» **REQUIRED WORK**:
From the data that follows, copy every line holding the string "sygnalizacyjna".

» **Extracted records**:
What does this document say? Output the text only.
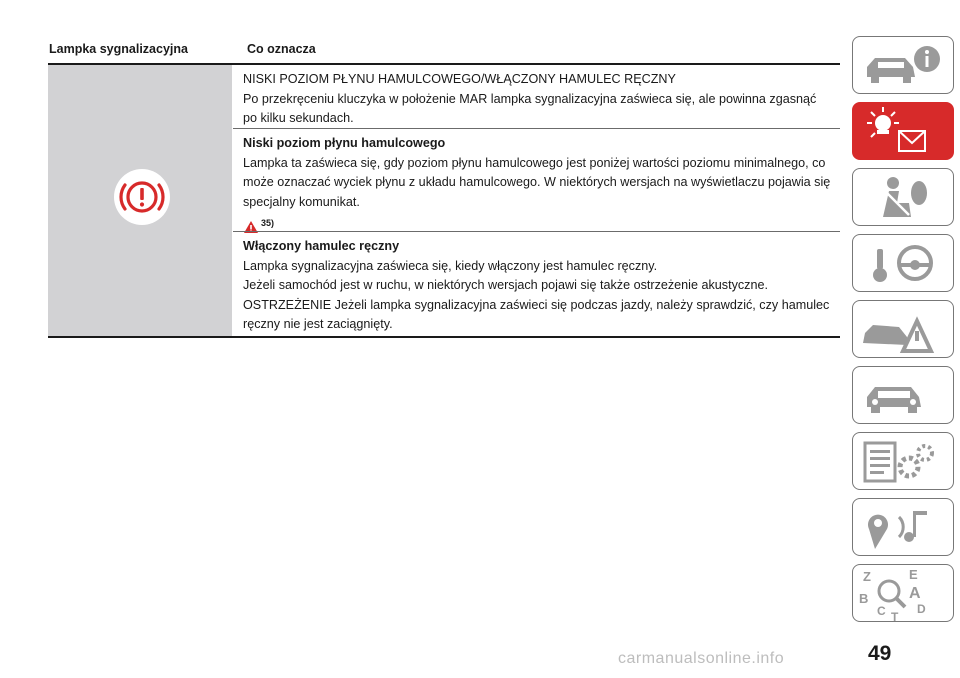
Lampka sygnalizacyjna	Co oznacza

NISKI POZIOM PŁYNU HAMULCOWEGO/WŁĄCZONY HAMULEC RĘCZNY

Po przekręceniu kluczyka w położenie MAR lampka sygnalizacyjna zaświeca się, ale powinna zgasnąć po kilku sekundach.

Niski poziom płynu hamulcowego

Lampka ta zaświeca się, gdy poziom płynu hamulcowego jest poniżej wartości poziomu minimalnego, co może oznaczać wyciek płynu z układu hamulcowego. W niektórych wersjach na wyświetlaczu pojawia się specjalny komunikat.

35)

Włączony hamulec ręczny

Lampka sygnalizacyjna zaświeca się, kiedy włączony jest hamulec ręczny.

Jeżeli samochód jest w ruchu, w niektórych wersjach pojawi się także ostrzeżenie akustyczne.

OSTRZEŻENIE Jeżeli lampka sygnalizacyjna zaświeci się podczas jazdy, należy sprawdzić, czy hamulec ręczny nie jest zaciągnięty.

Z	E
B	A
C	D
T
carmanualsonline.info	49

» **OUTPUT BELOW**:
Lampka sygnalizacyjna	Co oznacza
Po przekręceniu kluczyka w położenie MAR lampka sygnalizacyjna zaświeca się, ale powinna zgasnąć po kilku sekundach.
Lampka sygnalizacyjna zaświeca się, kiedy włączony jest hamulec ręczny.
OSTRZEŻENIE Jeżeli lampka sygnalizacyjna zaświeci się podczas jazdy, należy sprawdzić, czy hamulec ręczny nie jest zaciągnięty.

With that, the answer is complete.